→ WHAT THE TASK ASKS
Check each line of the records for "this"; collect those that have it.

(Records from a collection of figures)
'''

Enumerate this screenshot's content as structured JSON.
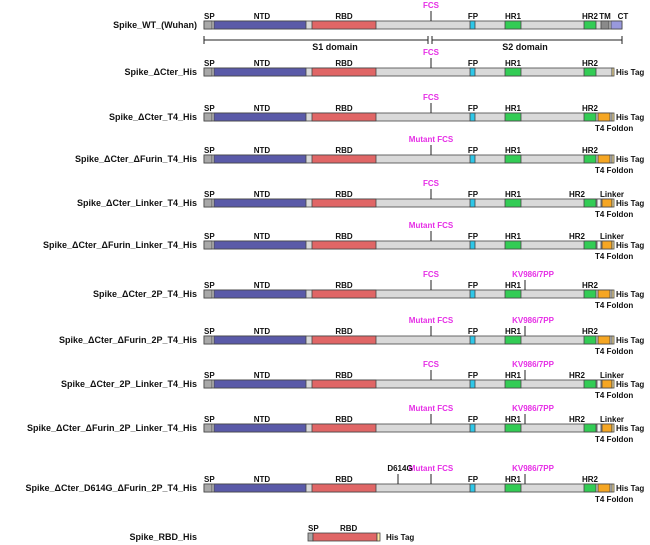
{
  "constructs": [
    {
      "label": "Spike_WT_(Wuhan)",
      "fcs": "FCS",
      "kv": "",
      "d614g": "",
      "linker": "",
      "his": "",
      "foldon": "",
      "tmct": true
    },
    {
      "label": "Spike_ΔCter_His",
      "fcs": "FCS",
      "kv": "",
      "d614g": "",
      "linker": "",
      "his": "His Tag",
      "foldon": "",
      "tmct": false
    },
    {
      "label": "Spike_ΔCter_T4_His",
      "fcs": "FCS",
      "kv": "",
      "d614g": "",
      "linker": "",
      "his": "His Tag",
      "foldon": "T4 Foldon",
      "tmct": false
    },
    {
      "label": "Spike_ΔCter_ΔFurin_T4_His",
      "fcs": "Mutant FCS",
      "kv": "",
      "d614g": "",
      "linker": "",
      "his": "His Tag",
      "foldon": "T4 Foldon",
      "tmct": false
    },
    {
      "label": "Spike_ΔCter_Linker_T4_His",
      "fcs": "FCS",
      "kv": "",
      "d614g": "",
      "linker": "Linker",
      "his": "His Tag",
      "foldon": "T4 Foldon",
      "tmct": false
    },
    {
      "label": "Spike_ΔCter_ΔFurin_Linker_T4_His",
      "fcs": "Mutant FCS",
      "kv": "",
      "d614g": "",
      "linker": "Linker",
      "his": "His Tag",
      "foldon": "T4 Foldon",
      "tmct": false
    },
    {
      "label": "Spike_ΔCter_2P_T4_His",
      "fcs": "FCS",
      "kv": "KV986/7PP",
      "d614g": "",
      "linker": "",
      "his": "His Tag",
      "foldon": "T4 Foldon",
      "tmct": false
    },
    {
      "label": "Spike_ΔCter_ΔFurin_2P_T4_His",
      "fcs": "Mutant FCS",
      "kv": "KV986/7PP",
      "d614g": "",
      "linker": "",
      "his": "His Tag",
      "foldon": "T4 Foldon",
      "tmct": false
    },
    {
      "label": "Spike_ΔCter_2P_Linker_T4_His",
      "fcs": "FCS",
      "kv": "KV986/7PP",
      "d614g": "",
      "linker": "Linker",
      "his": "His Tag",
      "foldon": "T4 Foldon",
      "tmct": false
    },
    {
      "label": "Spike_ΔCter_ΔFurin_2P_Linker_T4_His",
      "fcs": "Mutant FCS",
      "kv": "KV986/7PP",
      "d614g": "",
      "linker": "Linker",
      "his": "His Tag",
      "foldon": "T4 Foldon",
      "tmct": false
    },
    {
      "label": "Spike_ΔCter_D614G_ΔFurin_2P_T4_His",
      "fcs": "Mutant FCS",
      "kv": "KV986/7PP",
      "d614g": "D614G",
      "linker": "",
      "his": "His Tag",
      "foldon": "T4 Foldon",
      "tmct": false
    }
  ],
  "rbd_construct": {
    "label": "Spike_RBD_His",
    "sp": "SP",
    "rbd": "RBD",
    "his": "His Tag"
  },
  "domain_labels": {
    "sp": "SP",
    "ntd": "NTD",
    "rbd": "RBD",
    "fp": "FP",
    "hr1": "HR1",
    "hr2": "HR2",
    "tm": "TM",
    "ct": "CT"
  },
  "subunits": {
    "s1": "S1 domain",
    "s2": "S2 domain"
  },
  "colors": {
    "backbone": "#d9d9d9",
    "sp": "#a8a8a8",
    "ntd": "#5a5aa8",
    "rbd": "#e06666",
    "fp": "#2ec7e8",
    "hr1": "#33cc55",
    "hr2": "#33cc55",
    "foldon": "#f5a623",
    "tm": "#8a8a8a",
    "ct": "#9999dd",
    "magenta": "#e62ee6",
    "his": "#ffe8a0"
  }
}
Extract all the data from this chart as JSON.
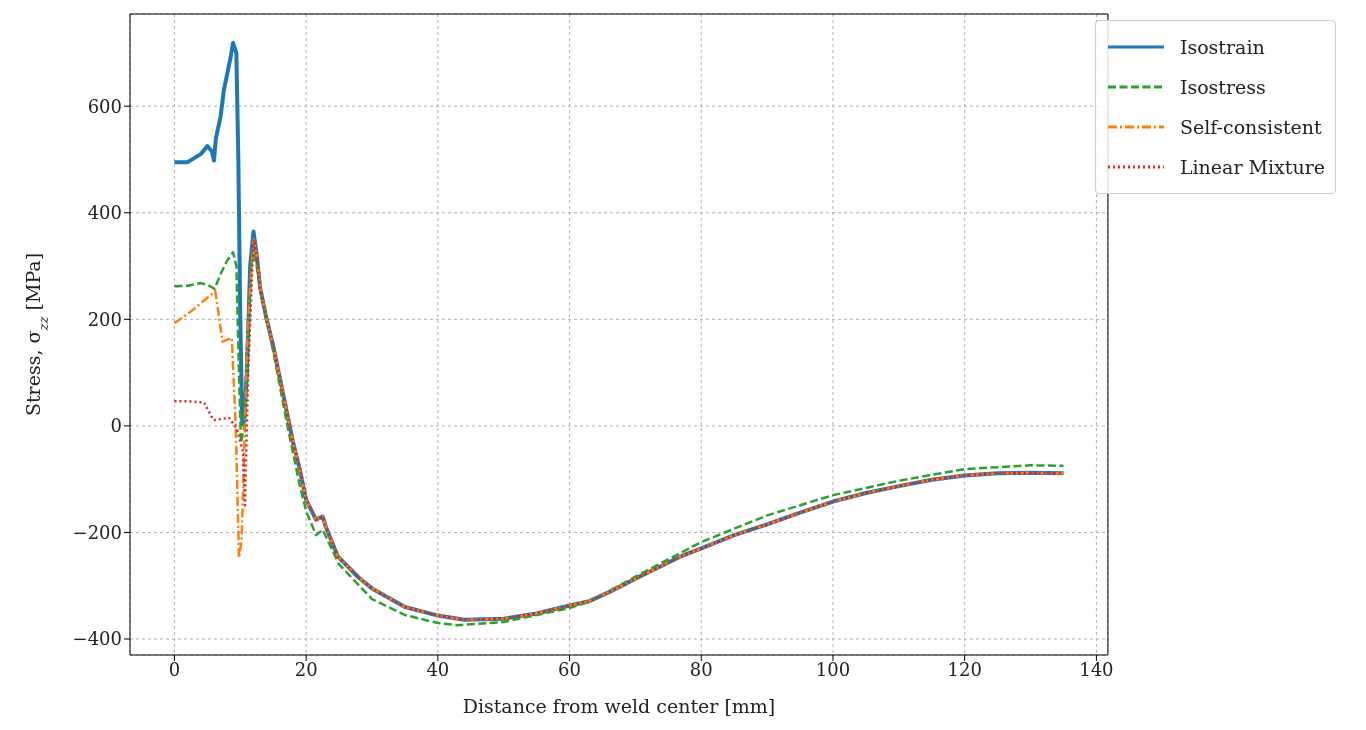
{
  "chart_data": {
    "type": "line",
    "xlabel": "Distance from weld center [mm]",
    "ylabel": "Stress, σ$_{zz}$ [MPa]",
    "xlim": [
      -6.75,
      141.75
    ],
    "ylim": [
      -430,
      773
    ],
    "xticks": [
      0,
      20,
      40,
      60,
      80,
      100,
      120,
      140
    ],
    "yticks": [
      -400,
      -200,
      0,
      200,
      400,
      600
    ],
    "grid": true,
    "legend": "top right",
    "series": [
      {
        "name": "Isostrain",
        "color": "#1f77b4",
        "line_style": "solid",
        "x": [
          0,
          2,
          4,
          5,
          5.7,
          6,
          6.3,
          7,
          7.5,
          8.5,
          8.9,
          9.4,
          9.7,
          10,
          10.3,
          10.6,
          11,
          11.5,
          12,
          12.5,
          13,
          14,
          15,
          16,
          17,
          18,
          19,
          20,
          21.5,
          22.5,
          23,
          24.8,
          28,
          30,
          35,
          40,
          44,
          50,
          55,
          60,
          63,
          66,
          70,
          76.7,
          80,
          85,
          90,
          95,
          100,
          105,
          110,
          115,
          120,
          125,
          130,
          135
        ],
        "values": [
          495,
          495,
          510,
          525,
          515,
          498,
          540,
          580,
          630,
          690,
          719,
          700,
          500,
          200,
          3,
          10,
          100,
          300,
          365,
          320,
          260,
          200,
          150,
          90,
          30,
          -30,
          -80,
          -139,
          -176,
          -170,
          -190,
          -245,
          -285,
          -305,
          -340,
          -356,
          -364,
          -362,
          -352,
          -337,
          -329,
          -312,
          -287,
          -246,
          -230,
          -205,
          -185,
          -163,
          -142,
          -126,
          -113,
          -101,
          -93,
          -89,
          -88,
          -89
        ]
      },
      {
        "name": "Isostress",
        "color": "#2ca02c",
        "line_style": "dashed",
        "x": [
          0,
          2,
          3.9,
          5,
          6.1,
          7,
          8,
          8.9,
          9.4,
          9.8,
          10.1,
          10.6,
          11,
          11.8,
          12.5,
          13,
          14,
          15,
          17,
          19,
          20,
          21.5,
          22.5,
          25,
          30,
          35,
          40,
          43,
          50,
          55,
          60,
          63,
          66,
          70,
          80,
          90,
          100,
          110,
          120,
          130,
          135
        ],
        "values": [
          262,
          263,
          268,
          265,
          257,
          285,
          310,
          326,
          300,
          100,
          -32,
          0,
          150,
          330,
          300,
          260,
          200,
          140,
          10,
          -110,
          -160,
          -205,
          -195,
          -260,
          -325,
          -355,
          -370,
          -374,
          -368,
          -355,
          -342,
          -330,
          -310,
          -283,
          -218,
          -168,
          -130,
          -103,
          -81,
          -74,
          -75
        ]
      },
      {
        "name": "Self-consistent",
        "color": "#ff7f0e",
        "line_style": "dashdot",
        "x": [
          0,
          2,
          4,
          6.2,
          7.3,
          8.7,
          9.3,
          9.8,
          10.2,
          10.7,
          11.2,
          12,
          12.5,
          13,
          14,
          15,
          16,
          17,
          18,
          19,
          20,
          21.5,
          22.5,
          23,
          24.8,
          28,
          30,
          35,
          40,
          44,
          50,
          55,
          60,
          63,
          66,
          70,
          76.7,
          80,
          85,
          90,
          95,
          100,
          105,
          110,
          115,
          120,
          125,
          130,
          135
        ],
        "values": [
          193,
          210,
          230,
          253,
          158,
          165,
          3,
          -248,
          -213,
          0,
          200,
          350,
          320,
          260,
          200,
          150,
          90,
          30,
          -30,
          -80,
          -139,
          -176,
          -170,
          -190,
          -245,
          -285,
          -305,
          -340,
          -356,
          -364,
          -362,
          -352,
          -337,
          -329,
          -312,
          -287,
          -246,
          -230,
          -205,
          -185,
          -163,
          -142,
          -126,
          -113,
          -101,
          -93,
          -89,
          -88,
          -89
        ]
      },
      {
        "name": "Linear Mixture",
        "color": "#d62728",
        "line_style": "dotted",
        "x": [
          0,
          2,
          4.5,
          5.9,
          8.3,
          9.5,
          10.4,
          10.7,
          11.2,
          12,
          12.5,
          13,
          14,
          15,
          16,
          17,
          18,
          19,
          20,
          21.5,
          22.5,
          23,
          24.8,
          28,
          30,
          35,
          40,
          44,
          50,
          55,
          60,
          63,
          66,
          70,
          76.7,
          80,
          85,
          90,
          95,
          100,
          105,
          110,
          115,
          120,
          125,
          130,
          135
        ],
        "values": [
          46,
          46,
          44,
          11,
          15,
          -6,
          -49,
          -149,
          100,
          350,
          320,
          260,
          200,
          150,
          90,
          30,
          -30,
          -80,
          -139,
          -176,
          -170,
          -190,
          -245,
          -285,
          -305,
          -340,
          -356,
          -364,
          -362,
          -352,
          -337,
          -329,
          -312,
          -287,
          -246,
          -230,
          -205,
          -185,
          -163,
          -142,
          -126,
          -113,
          -101,
          -93,
          -89,
          -88,
          -89
        ]
      }
    ]
  }
}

'''

→ WRITTEN RESPONSE
Enumerate this screenshot's content as structured JSON.
Extract all the data from this chart as JSON.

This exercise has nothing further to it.